Dataset items

-- Begin --

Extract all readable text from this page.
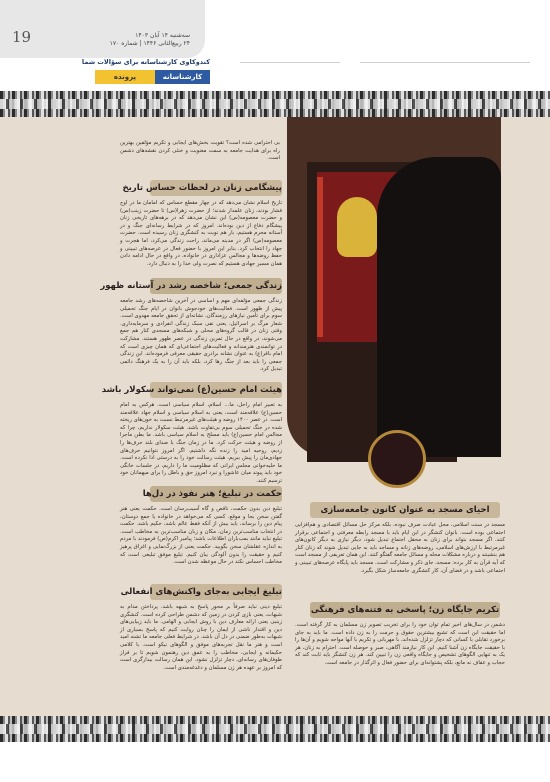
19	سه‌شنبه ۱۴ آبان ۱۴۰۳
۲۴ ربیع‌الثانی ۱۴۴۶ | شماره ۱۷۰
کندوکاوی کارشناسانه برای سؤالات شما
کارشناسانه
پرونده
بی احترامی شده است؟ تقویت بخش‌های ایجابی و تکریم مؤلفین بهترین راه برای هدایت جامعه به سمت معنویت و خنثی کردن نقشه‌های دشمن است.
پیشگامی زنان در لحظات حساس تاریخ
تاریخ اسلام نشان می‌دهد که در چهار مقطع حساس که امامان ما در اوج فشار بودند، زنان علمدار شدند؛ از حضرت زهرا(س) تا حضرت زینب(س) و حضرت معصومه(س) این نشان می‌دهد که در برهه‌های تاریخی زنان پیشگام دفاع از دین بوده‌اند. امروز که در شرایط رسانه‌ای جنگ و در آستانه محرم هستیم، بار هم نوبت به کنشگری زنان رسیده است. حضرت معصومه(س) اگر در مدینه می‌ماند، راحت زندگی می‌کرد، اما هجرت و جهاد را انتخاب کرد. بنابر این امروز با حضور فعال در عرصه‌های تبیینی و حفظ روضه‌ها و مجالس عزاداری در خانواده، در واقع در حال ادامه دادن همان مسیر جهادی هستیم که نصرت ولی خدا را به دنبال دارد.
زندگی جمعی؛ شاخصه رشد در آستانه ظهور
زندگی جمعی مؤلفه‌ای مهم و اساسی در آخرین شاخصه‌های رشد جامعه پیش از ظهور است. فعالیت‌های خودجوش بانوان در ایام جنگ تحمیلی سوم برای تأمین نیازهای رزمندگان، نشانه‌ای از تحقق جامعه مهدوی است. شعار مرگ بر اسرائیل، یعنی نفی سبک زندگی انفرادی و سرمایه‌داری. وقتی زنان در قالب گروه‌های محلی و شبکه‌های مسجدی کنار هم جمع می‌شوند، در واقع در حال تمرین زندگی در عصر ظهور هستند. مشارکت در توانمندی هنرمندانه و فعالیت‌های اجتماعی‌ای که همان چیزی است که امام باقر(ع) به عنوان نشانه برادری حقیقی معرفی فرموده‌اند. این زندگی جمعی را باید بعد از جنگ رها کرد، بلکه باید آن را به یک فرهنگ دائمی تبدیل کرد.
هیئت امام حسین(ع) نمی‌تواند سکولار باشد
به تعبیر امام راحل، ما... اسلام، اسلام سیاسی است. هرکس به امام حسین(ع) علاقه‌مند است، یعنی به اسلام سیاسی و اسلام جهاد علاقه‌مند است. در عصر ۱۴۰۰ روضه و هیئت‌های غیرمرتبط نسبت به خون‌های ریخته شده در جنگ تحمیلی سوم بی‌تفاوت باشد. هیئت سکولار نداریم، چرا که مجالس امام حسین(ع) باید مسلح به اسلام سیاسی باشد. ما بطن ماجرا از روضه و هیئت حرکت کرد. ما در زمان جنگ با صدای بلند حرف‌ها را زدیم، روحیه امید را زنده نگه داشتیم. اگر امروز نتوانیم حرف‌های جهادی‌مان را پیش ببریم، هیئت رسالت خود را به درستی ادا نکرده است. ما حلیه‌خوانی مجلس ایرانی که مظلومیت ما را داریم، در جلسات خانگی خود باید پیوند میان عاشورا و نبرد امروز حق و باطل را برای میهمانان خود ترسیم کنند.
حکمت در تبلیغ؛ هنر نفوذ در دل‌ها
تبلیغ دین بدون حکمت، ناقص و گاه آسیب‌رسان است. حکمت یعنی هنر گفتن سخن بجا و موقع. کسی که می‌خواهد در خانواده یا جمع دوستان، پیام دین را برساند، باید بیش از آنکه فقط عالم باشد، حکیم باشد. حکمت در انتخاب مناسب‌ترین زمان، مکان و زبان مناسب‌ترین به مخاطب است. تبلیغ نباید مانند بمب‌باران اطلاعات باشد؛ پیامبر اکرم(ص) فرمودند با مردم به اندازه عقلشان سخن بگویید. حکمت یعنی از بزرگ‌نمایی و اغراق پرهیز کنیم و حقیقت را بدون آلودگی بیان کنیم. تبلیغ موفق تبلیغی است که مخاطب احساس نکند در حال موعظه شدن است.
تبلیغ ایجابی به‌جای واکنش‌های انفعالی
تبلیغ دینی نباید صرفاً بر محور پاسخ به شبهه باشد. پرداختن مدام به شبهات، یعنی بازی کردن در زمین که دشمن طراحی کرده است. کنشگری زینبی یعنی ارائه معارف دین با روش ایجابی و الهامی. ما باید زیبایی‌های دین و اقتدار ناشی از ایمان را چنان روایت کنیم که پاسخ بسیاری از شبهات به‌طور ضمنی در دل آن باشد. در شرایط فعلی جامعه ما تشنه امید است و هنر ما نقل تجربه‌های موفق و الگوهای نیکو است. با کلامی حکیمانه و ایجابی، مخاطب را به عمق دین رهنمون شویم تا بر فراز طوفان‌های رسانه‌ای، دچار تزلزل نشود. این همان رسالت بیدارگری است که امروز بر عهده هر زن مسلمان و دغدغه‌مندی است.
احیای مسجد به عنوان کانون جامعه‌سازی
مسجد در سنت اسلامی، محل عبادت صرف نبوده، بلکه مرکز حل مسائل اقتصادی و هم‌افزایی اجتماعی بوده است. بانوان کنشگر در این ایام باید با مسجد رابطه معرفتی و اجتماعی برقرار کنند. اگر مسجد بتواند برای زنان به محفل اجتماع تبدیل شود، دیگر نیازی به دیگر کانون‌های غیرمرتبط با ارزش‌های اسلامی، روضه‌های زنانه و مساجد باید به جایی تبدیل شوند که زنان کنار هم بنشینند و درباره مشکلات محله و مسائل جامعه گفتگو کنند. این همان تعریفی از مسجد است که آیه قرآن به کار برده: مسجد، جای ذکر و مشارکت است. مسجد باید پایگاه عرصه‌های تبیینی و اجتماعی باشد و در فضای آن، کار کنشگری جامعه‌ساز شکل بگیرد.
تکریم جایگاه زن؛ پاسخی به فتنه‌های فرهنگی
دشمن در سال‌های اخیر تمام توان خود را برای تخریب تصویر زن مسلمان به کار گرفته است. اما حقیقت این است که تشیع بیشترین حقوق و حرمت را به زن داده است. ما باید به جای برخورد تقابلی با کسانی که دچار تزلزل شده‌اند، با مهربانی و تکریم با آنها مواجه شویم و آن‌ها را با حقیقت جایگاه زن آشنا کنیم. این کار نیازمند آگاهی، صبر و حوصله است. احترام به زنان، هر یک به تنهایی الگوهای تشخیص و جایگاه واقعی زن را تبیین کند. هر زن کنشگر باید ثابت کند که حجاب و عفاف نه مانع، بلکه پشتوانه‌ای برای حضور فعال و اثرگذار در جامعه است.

-- End --
-- Begin --

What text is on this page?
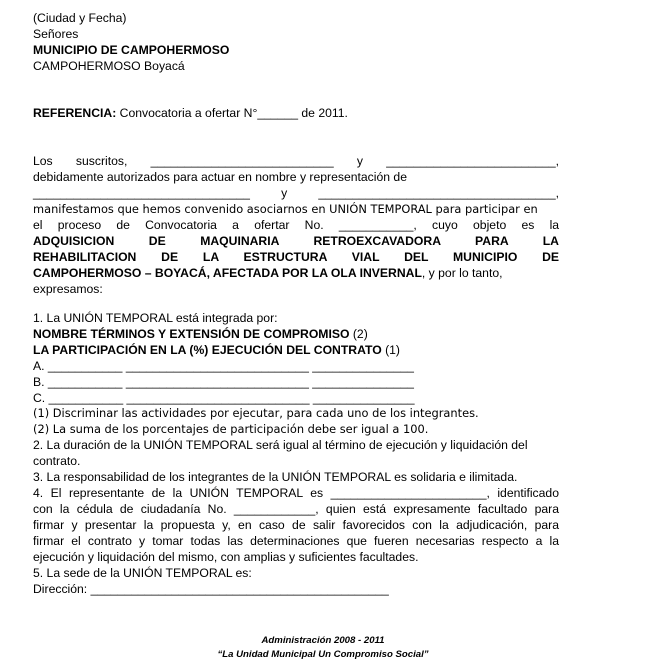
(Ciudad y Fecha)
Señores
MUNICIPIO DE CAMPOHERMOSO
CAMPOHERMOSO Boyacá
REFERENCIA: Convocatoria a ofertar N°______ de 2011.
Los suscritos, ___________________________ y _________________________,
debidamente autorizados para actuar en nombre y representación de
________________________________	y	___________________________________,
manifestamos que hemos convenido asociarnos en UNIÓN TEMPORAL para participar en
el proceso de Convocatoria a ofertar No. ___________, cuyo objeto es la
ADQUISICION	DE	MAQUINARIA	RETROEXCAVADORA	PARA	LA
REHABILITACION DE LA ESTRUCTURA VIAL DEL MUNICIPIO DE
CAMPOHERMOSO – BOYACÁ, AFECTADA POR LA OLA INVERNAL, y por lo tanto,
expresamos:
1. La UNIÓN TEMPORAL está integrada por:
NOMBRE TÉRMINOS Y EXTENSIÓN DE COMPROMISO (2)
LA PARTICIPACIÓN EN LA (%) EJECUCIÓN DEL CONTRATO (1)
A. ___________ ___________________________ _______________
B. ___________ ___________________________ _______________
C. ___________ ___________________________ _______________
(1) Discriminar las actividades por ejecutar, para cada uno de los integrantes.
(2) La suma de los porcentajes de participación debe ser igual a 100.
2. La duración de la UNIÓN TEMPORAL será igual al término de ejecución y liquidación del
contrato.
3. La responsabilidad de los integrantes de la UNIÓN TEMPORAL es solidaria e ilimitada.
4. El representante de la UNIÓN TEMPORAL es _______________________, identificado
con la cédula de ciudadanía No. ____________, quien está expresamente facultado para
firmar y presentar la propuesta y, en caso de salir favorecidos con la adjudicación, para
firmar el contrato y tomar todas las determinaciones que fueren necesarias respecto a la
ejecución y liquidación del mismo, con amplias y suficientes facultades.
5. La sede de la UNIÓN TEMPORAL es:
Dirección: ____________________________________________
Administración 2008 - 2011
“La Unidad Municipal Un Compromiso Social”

-- End --
-- Begin --

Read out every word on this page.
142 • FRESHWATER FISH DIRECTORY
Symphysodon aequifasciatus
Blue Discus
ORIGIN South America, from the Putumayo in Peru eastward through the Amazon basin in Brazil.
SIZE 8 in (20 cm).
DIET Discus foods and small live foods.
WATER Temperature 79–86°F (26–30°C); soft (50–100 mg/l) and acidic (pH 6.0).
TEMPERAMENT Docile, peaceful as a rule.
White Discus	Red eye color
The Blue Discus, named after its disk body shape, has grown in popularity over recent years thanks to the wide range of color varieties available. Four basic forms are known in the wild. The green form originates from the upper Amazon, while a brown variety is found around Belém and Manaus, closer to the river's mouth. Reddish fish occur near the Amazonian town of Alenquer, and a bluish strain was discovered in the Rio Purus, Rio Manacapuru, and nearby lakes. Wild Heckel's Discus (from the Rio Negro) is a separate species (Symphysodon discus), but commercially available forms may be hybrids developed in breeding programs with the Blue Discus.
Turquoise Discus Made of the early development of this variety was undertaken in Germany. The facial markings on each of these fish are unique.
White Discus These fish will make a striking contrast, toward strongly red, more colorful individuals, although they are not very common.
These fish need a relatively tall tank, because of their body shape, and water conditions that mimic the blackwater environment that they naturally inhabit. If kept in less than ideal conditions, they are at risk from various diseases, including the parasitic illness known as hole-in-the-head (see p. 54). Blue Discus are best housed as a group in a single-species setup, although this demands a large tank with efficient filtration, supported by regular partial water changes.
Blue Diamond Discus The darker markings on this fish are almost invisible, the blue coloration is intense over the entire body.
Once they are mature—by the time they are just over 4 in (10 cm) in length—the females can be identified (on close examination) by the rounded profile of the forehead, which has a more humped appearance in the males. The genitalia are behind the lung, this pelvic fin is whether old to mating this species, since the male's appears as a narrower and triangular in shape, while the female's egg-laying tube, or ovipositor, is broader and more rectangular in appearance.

-- End --

_Exercise instructions_:
Copy all lines above containing the string "تاریخ".

_Reply to the exercise_:
پیشگامی زنان در لحظات حساس تاریخ
تاریخ اسلام نشان می‌دهد که در چهار مقطع حساس که امامان ما در اوج فشار بودند، زنان علمدار شدند؛ از حضرت زهرا(س) تا حضرت زینب(س) و حضرت معصومه(س) این نشان می‌دهد که در برهه‌های تاریخی زنان پیشگام دفاع از دین بوده‌اند. امروز که در شرایط رسانه‌ای جنگ و در آستانه محرم هستیم، بار هم نوبت به کنشگری زنان رسیده است. حضرت معصومه(س) اگر در مدینه می‌ماند، راحت زندگی می‌کرد، اما هجرت و جهاد را انتخاب کرد. بنابر این امروز با حضور فعال در عرصه‌های تبیینی و حفظ روضه‌ها و مجالس عزاداری در خانواده، در واقع در حال ادامه دادن همان مسیر جهادی هستیم که نصرت ولی خدا را به دنبال دارد.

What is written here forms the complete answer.